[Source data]
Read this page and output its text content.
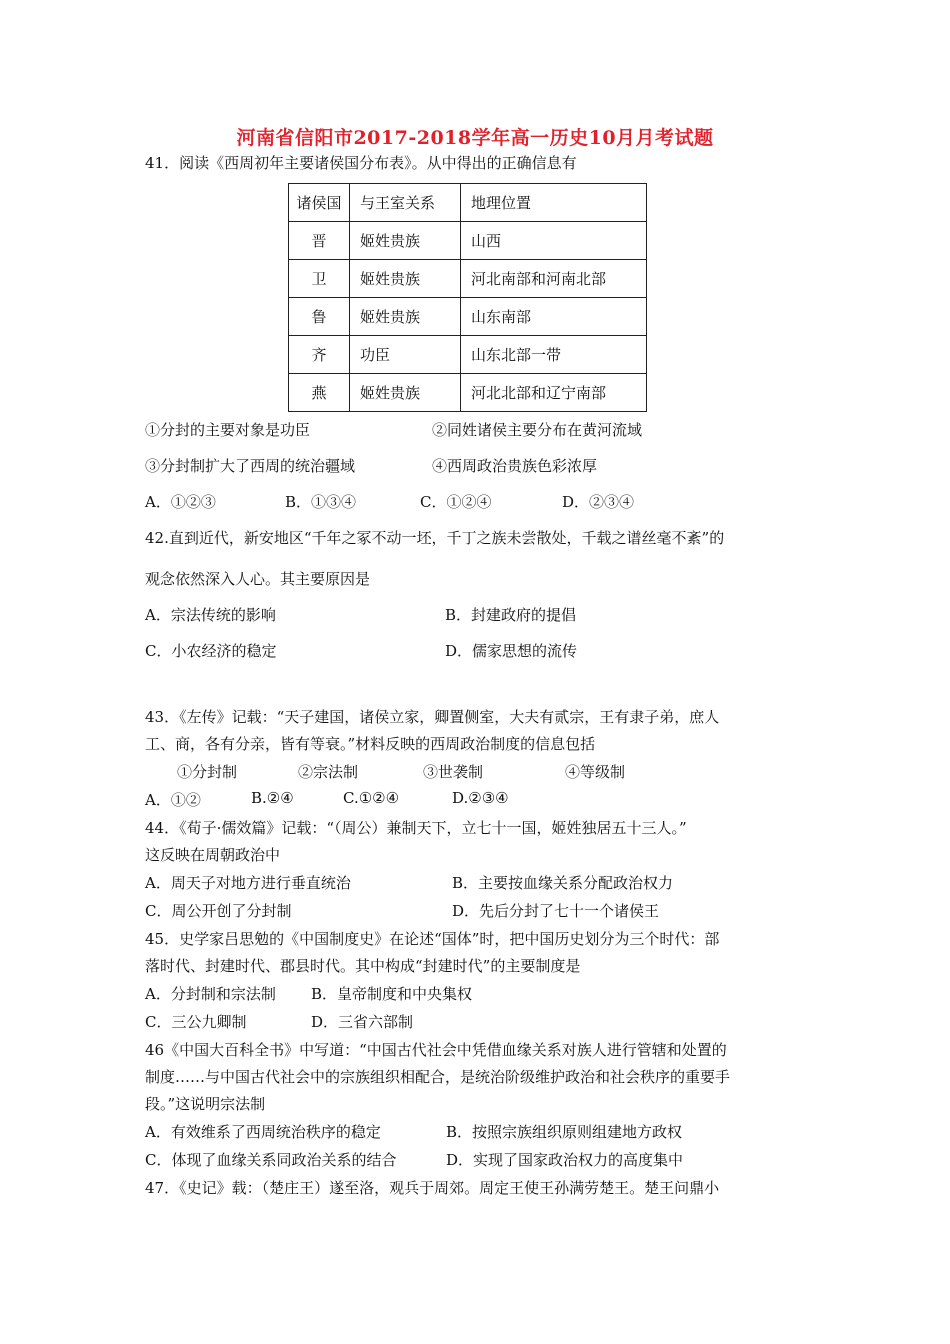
河南省信阳市2017-2018学年高一历史10月月考试题
41．阅读《西周初年主要诸侯国分布表》。从中得出的正确信息有
诸侯国	与王室关系	地理位置
晋	姬姓贵族	山西
卫	姬姓贵族	河北南部和河南北部
鲁	姬姓贵族	山东南部
齐	功臣	山东北部一带
燕	姬姓贵族	河北北部和辽宁南部
①分封的主要对象是功臣	②同姓诸侯主要分布在黄河流域
③分封制扩大了西周的统治疆域	④西周政治贵族色彩浓厚
A．①②③	B．①③④	C．①②④	D．②③④
42.直到近代，新安地区“千年之冢不动一坯，千丁之族未尝散处，千载之谱丝毫不紊”的
观念依然深入人心。其主要原因是
A．宗法传统的影响	B．封建政府的提倡
C．小农经济的稳定	D．儒家思想的流传
43．《左传》记载：“天子建国，诸侯立家，卿置侧室，大夫有贰宗，王有隶子弟，庶人
工、商，各有分亲，皆有等衰。”材料反映的西周政治制度的信息包括
①分封制	②宗法制	③世袭制	④等级制
A．①②	B.②④	C.①②④	D.②③④
44．《荀子·儒效篇》记载：“（周公）兼制天下，立七十一国，姬姓独居五十三人。”
这反映在周朝政治中
A．周天子对地方进行垂直统治	B．主要按血缘关系分配政治权力
C．周公开创了分封制	D．先后分封了七十一个诸侯王
45．史学家吕思勉的《中国制度史》在论述“国体”时，把中国历史划分为三个时代：部
落时代、封建时代、郡县时代。其中构成“封建时代”的主要制度是
A．分封制和宗法制 B．皇帝制度和中央集权
C．三公九卿制	D．三省六部制
46《中国大百科全书》中写道：“中国古代社会中凭借血缘关系对族人进行管辖和处置的
制度……与中国古代社会中的宗族组织相配合，是统治阶级维护政治和社会秩序的重要手
段。”这说明宗法制
A．有效维系了西周统治秩序的稳定	B．按照宗族组织原则组建地方政权
C．体现了血缘关系同政治关系的结合	D．实现了国家政治权力的高度集中
47．《史记》载：（楚庄王）遂至洛，观兵于周郊。周定王使王孙满劳楚王。楚王问鼎小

## Goal
Give the material again exactly as it is, but keep the pictures out.

## Solution
Read this page and output its text content.
河南省信阳市2017-2018学年高一历史10月月考试题
41．阅读《西周初年主要诸侯国分布表》。从中得出的正确信息有
诸侯国	与王室关系	地理位置
晋	姬姓贵族	山西
卫	姬姓贵族	河北南部和河南北部
鲁	姬姓贵族	山东南部
齐	功臣	山东北部一带
燕	姬姓贵族	河北北部和辽宁南部
①分封的主要对象是功臣	②同姓诸侯主要分布在黄河流域
③分封制扩大了西周的统治疆域	④西周政治贵族色彩浓厚
A．①②③	B．①③④	C．①②④	D．②③④
42.直到近代，新安地区“千年之冢不动一坯，千丁之族未尝散处，千载之谱丝毫不紊”的
观念依然深入人心。其主要原因是
A．宗法传统的影响	B．封建政府的提倡
C．小农经济的稳定	D．儒家思想的流传
43．《左传》记载：“天子建国，诸侯立家，卿置侧室，大夫有贰宗，王有隶子弟，庶人
工、商，各有分亲，皆有等衰。”材料反映的西周政治制度的信息包括
①分封制	②宗法制	③世袭制	④等级制
A．①②	B.②④	C.①②④	D.②③④
44．《荀子·儒效篇》记载：“（周公）兼制天下，立七十一国，姬姓独居五十三人。”
这反映在周朝政治中
A．周天子对地方进行垂直统治	B．主要按血缘关系分配政治权力
C．周公开创了分封制	D．先后分封了七十一个诸侯王
45．史学家吕思勉的《中国制度史》在论述“国体”时，把中国历史划分为三个时代：部
落时代、封建时代、郡县时代。其中构成“封建时代”的主要制度是
A．分封制和宗法制 B．皇帝制度和中央集权
C．三公九卿制	D．三省六部制
46《中国大百科全书》中写道：“中国古代社会中凭借血缘关系对族人进行管辖和处置的
制度……与中国古代社会中的宗族组织相配合，是统治阶级维护政治和社会秩序的重要手
段。”这说明宗法制
A．有效维系了西周统治秩序的稳定	B．按照宗族组织原则组建地方政权
C．体现了血缘关系同政治关系的结合	D．实现了国家政治权力的高度集中
47．《史记》载：（楚庄王）遂至洛，观兵于周郊。周定王使王孙满劳楚王。楚王问鼎小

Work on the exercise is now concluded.